■ Set task
Copy, from the entries below, each line in which the string "faktyczne" appears.

***** Record set

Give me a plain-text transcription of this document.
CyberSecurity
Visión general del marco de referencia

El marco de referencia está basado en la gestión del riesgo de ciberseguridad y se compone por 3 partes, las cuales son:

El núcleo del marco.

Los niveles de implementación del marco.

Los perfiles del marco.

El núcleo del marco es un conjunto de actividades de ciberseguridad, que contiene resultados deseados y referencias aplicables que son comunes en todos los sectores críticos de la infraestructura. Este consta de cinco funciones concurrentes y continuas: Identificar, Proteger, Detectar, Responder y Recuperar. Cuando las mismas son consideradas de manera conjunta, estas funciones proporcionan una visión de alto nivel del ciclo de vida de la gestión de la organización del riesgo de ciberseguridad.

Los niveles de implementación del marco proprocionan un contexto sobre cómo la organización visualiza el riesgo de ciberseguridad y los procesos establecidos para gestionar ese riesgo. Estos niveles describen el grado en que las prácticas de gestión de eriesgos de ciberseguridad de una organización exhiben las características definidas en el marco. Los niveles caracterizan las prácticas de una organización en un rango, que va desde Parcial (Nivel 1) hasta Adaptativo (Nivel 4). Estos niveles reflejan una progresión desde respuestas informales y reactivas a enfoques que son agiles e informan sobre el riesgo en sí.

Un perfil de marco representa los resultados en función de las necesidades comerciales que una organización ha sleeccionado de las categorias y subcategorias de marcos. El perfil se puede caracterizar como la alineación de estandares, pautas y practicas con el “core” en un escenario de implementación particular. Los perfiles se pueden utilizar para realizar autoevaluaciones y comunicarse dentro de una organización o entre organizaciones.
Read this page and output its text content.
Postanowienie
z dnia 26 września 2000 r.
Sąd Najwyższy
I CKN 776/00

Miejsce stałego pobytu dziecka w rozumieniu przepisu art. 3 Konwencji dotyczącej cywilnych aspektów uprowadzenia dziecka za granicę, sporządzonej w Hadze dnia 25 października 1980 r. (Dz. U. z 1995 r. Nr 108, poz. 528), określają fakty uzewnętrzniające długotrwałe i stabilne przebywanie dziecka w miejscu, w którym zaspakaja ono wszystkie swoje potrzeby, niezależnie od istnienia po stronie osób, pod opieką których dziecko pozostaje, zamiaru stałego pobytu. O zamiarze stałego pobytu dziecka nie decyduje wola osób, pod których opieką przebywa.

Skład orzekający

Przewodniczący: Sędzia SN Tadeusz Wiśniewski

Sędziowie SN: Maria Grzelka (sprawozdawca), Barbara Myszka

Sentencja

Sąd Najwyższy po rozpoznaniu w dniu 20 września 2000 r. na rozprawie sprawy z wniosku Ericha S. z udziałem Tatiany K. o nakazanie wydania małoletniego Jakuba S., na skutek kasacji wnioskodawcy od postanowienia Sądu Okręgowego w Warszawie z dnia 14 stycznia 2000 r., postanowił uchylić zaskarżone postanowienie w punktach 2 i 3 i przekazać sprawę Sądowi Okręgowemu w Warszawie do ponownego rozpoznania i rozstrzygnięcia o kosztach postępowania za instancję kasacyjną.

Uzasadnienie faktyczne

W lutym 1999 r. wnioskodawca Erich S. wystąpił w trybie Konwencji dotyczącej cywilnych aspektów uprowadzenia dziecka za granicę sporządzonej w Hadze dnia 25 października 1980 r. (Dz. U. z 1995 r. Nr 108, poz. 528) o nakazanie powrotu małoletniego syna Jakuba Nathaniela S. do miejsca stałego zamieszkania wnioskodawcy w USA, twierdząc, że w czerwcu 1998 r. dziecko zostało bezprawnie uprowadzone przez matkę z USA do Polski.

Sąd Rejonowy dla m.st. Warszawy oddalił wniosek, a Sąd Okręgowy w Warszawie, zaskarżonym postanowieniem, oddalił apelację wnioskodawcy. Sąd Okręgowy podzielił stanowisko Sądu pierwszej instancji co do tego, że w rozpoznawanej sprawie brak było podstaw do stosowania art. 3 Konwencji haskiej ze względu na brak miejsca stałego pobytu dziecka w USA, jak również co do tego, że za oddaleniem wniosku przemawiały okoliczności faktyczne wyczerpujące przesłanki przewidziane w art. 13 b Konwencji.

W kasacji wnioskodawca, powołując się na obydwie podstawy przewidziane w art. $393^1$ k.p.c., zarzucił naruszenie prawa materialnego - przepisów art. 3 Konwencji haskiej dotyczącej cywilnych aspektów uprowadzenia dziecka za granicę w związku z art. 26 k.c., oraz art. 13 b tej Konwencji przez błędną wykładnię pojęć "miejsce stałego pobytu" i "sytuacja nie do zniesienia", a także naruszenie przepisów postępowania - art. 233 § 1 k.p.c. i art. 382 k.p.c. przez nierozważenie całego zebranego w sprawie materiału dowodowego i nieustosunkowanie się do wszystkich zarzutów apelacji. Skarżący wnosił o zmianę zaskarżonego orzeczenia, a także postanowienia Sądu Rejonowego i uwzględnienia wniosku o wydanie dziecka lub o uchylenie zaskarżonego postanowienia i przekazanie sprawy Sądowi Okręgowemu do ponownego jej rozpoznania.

**********

■ Written solution
Uzasadnienie faktyczne
Sąd Rejonowy dla m.st. Warszawy oddalił wniosek, a Sąd Okręgowy w Warszawie, zaskarżonym postanowieniem, oddalił apelację wnioskodawcy. Sąd Okręgowy podzielił stanowisko Sądu pierwszej instancji co do tego, że w rozpoznawanej sprawie brak było podstaw do stosowania art. 3 Konwencji haskiej ze względu na brak miejsca stałego pobytu dziecka w USA, jak również co do tego, że za oddaleniem wniosku przemawiały okoliczności faktyczne wyczerpujące przesłanki przewidziane w art. 13 b Konwencji.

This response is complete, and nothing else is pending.